▶ **Required work**
In full and without alteration, repeat the material.

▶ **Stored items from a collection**
--*--

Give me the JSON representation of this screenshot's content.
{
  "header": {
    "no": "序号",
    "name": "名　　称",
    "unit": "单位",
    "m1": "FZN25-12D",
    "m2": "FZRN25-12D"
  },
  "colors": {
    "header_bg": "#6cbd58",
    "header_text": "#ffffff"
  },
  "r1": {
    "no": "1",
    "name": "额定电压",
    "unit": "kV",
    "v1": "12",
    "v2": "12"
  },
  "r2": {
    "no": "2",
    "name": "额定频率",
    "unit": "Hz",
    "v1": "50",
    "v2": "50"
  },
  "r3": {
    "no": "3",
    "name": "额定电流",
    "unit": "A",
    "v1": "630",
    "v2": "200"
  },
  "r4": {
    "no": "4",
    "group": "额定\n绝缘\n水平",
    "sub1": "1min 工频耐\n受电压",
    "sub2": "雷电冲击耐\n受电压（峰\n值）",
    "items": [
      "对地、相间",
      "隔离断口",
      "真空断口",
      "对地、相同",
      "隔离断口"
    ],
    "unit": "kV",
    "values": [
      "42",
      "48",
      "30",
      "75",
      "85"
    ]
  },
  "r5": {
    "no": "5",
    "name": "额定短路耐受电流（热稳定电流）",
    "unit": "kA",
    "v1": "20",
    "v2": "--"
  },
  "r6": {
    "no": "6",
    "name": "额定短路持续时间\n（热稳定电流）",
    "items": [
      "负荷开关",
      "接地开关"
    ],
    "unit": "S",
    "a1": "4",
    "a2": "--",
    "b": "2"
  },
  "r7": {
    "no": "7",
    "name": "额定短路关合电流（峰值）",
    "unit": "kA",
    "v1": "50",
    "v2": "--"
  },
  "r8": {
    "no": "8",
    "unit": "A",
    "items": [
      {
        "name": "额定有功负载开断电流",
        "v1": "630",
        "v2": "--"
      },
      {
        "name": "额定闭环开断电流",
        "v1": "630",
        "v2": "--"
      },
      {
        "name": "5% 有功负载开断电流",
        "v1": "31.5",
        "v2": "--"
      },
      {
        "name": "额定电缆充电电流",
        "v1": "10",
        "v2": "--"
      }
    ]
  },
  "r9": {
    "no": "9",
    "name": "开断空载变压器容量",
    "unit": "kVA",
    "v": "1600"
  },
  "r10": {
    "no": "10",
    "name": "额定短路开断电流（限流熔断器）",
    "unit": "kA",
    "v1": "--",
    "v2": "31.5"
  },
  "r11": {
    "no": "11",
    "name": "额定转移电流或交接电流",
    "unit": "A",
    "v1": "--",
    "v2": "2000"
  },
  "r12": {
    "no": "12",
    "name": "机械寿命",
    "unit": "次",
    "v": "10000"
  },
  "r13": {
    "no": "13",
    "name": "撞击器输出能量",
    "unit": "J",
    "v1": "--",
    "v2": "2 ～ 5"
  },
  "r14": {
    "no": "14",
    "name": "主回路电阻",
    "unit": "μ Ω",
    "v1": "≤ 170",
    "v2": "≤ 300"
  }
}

--*--

▶ **Expected output**
Give me the JSON representation of this screenshot's content.
{
  "header": {
    "no": "序号",
    "name": "名　　称",
    "unit": "单位",
    "m1": "FZN25-12D",
    "m2": "FZRN25-12D"
  },
  "colors": {
    "header_bg": "#6cbd58",
    "header_text": "#ffffff"
  },
  "r1": {
    "no": "1",
    "name": "额定电压",
    "unit": "kV",
    "v1": "12",
    "v2": "12"
  },
  "r2": {
    "no": "2",
    "name": "额定频率",
    "unit": "Hz",
    "v1": "50",
    "v2": "50"
  },
  "r3": {
    "no": "3",
    "name": "额定电流",
    "unit": "A",
    "v1": "630",
    "v2": "200"
  },
  "r4": {
    "no": "4",
    "group": "额定\n绝缘\n水平",
    "sub1": "1min 工频耐\n受电压",
    "sub2": "雷电冲击耐\n受电压（峰\n值）",
    "items": [
      "对地、相间",
      "隔离断口",
      "真空断口",
      "对地、相同",
      "隔离断口"
    ],
    "unit": "kV",
    "values": [
      "42",
      "48",
      "30",
      "75",
      "85"
    ]
  },
  "r5": {
    "no": "5",
    "name": "额定短路耐受电流（热稳定电流）",
    "unit": "kA",
    "v1": "20",
    "v2": "--"
  },
  "r6": {
    "no": "6",
    "name": "额定短路持续时间\n（热稳定电流）",
    "items": [
      "负荷开关",
      "接地开关"
    ],
    "unit": "S",
    "a1": "4",
    "a2": "--",
    "b": "2"
  },
  "r7": {
    "no": "7",
    "name": "额定短路关合电流（峰值）",
    "unit": "kA",
    "v1": "50",
    "v2": "--"
  },
  "r8": {
    "no": "8",
    "unit": "A",
    "items": [
      {
        "name": "额定有功负载开断电流",
        "v1": "630",
        "v2": "--"
      },
      {
        "name": "额定闭环开断电流",
        "v1": "630",
        "v2": "--"
      },
      {
        "name": "5% 有功负载开断电流",
        "v1": "31.5",
        "v2": "--"
      },
      {
        "name": "额定电缆充电电流",
        "v1": "10",
        "v2": "--"
      }
    ]
  },
  "r9": {
    "no": "9",
    "name": "开断空载变压器容量",
    "unit": "kVA",
    "v": "1600"
  },
  "r10": {
    "no": "10",
    "name": "额定短路开断电流（限流熔断器）",
    "unit": "kA",
    "v1": "--",
    "v2": "31.5"
  },
  "r11": {
    "no": "11",
    "name": "额定转移电流或交接电流",
    "unit": "A",
    "v1": "--",
    "v2": "2000"
  },
  "r12": {
    "no": "12",
    "name": "机械寿命",
    "unit": "次",
    "v": "10000"
  },
  "r13": {
    "no": "13",
    "name": "撞击器输出能量",
    "unit": "J",
    "v1": "--",
    "v2": "2 ～ 5"
  },
  "r14": {
    "no": "14",
    "name": "主回路电阻",
    "unit": "μ Ω",
    "v1": "≤ 170",
    "v2": "≤ 300"
  }
}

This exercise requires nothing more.